• [TASK STATEMENT]: Locate every line below that contains the word "Patient" and copy it.

——————

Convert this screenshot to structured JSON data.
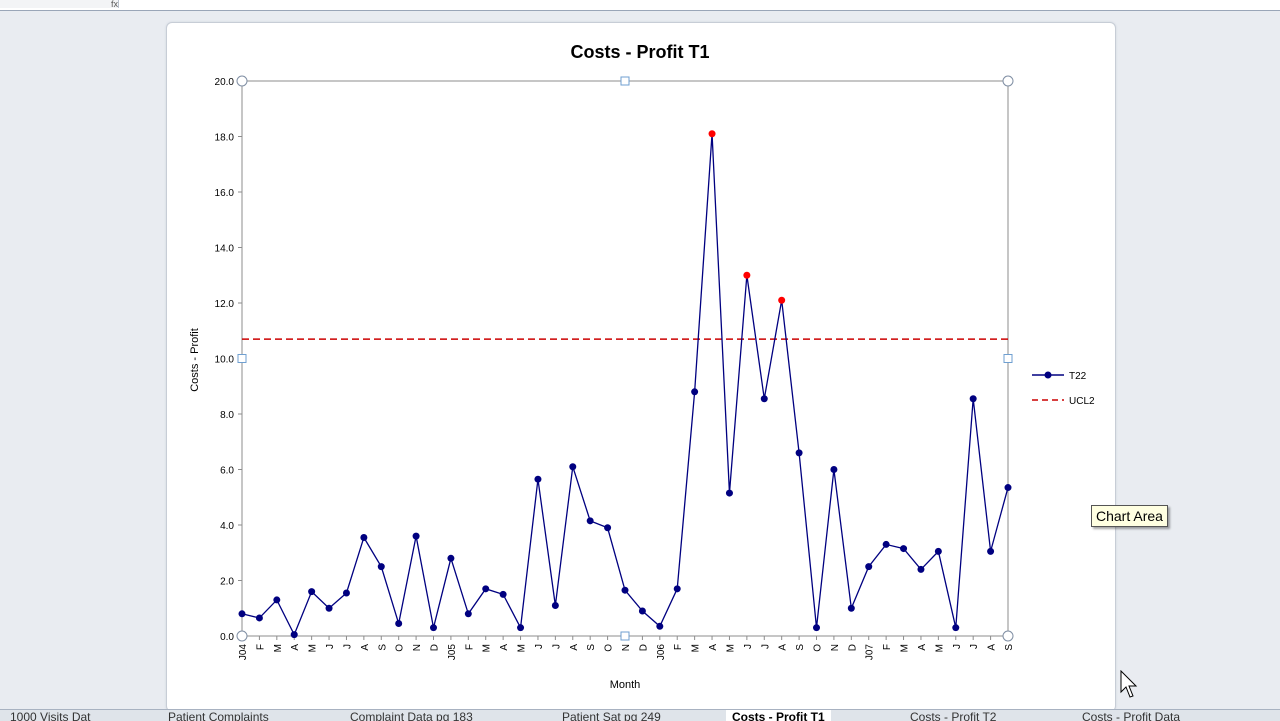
{
  "formula_bar": {
    "fx_label": "fx"
  },
  "tooltip": "Chart Area",
  "sheet_tabs": [
    {
      "label": "1000 Visits Dat"
    },
    {
      "label": "Patient Complaints"
    },
    {
      "label": "Complaint Data pg 183"
    },
    {
      "label": "Patient Sat pg 249"
    },
    {
      "label": "Costs - Profit T1",
      "active": true
    },
    {
      "label": "Costs - Profit T2"
    },
    {
      "label": "Costs - Profit Data"
    }
  ],
  "colors": {
    "series": "#000080",
    "ucl": "#cc0000",
    "signal": "#ff0000"
  },
  "chart_data": {
    "type": "line",
    "title": "Costs  - Profit  T1",
    "xlabel": "Month",
    "ylabel": "Costs  - Profit",
    "ylim": [
      0,
      20
    ],
    "yticks": [
      "0.0",
      "2.0",
      "4.0",
      "6.0",
      "8.0",
      "10.0",
      "12.0",
      "14.0",
      "16.0",
      "18.0",
      "20.0"
    ],
    "categories": [
      "J04",
      "F",
      "M",
      "A",
      "M",
      "J",
      "J",
      "A",
      "S",
      "O",
      "N",
      "D",
      "J05",
      "F",
      "M",
      "A",
      "M",
      "J",
      "J",
      "A",
      "S",
      "O",
      "N",
      "D",
      "J06",
      "F",
      "M",
      "A",
      "M",
      "J",
      "J",
      "A",
      "S",
      "O",
      "N",
      "D",
      "J07",
      "F",
      "M",
      "A",
      "M",
      "J",
      "J",
      "A",
      "S"
    ],
    "series": [
      {
        "name": "T22",
        "values": [
          0.8,
          0.65,
          1.3,
          0.05,
          1.6,
          1.0,
          1.55,
          3.55,
          2.5,
          0.45,
          3.6,
          0.3,
          2.8,
          0.8,
          1.7,
          1.5,
          0.3,
          5.65,
          1.1,
          6.1,
          4.15,
          3.9,
          1.65,
          0.9,
          0.35,
          1.7,
          8.8,
          18.1,
          5.15,
          13.0,
          8.55,
          12.1,
          6.6,
          0.3,
          6.0,
          1.0,
          2.5,
          3.3,
          3.15,
          2.4,
          3.05,
          0.3,
          8.55,
          3.05,
          5.35
        ],
        "signals": [
          27,
          29,
          31
        ]
      }
    ],
    "ucl": {
      "name": "UCL2",
      "value": 10.7
    },
    "legend_position": "right",
    "grid": false
  }
}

——————

• [WRITTEN ANSWER]:
      "label": "Patient Complaints"
      "label": "Patient Sat pg 249"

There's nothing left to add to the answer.